— start —

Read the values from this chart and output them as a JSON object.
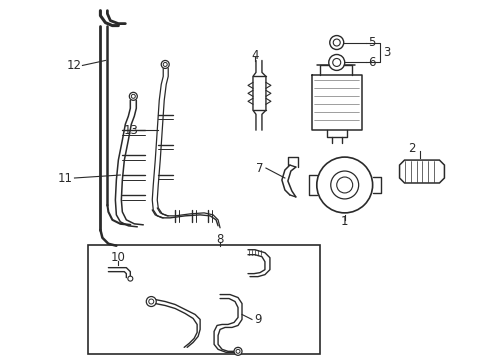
{
  "bg_color": "#ffffff",
  "line_color": "#2a2a2a",
  "fig_width": 4.89,
  "fig_height": 3.6,
  "dpi": 100
}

— end —

### [Objective]
Leave images out of the retyped records; keep all else exact.

### [The answer]
Read the values from this chart and output them as a JSON object.
{
  "bg_color": "#ffffff",
  "line_color": "#2a2a2a",
  "fig_width": 4.89,
  "fig_height": 3.6,
  "dpi": 100
}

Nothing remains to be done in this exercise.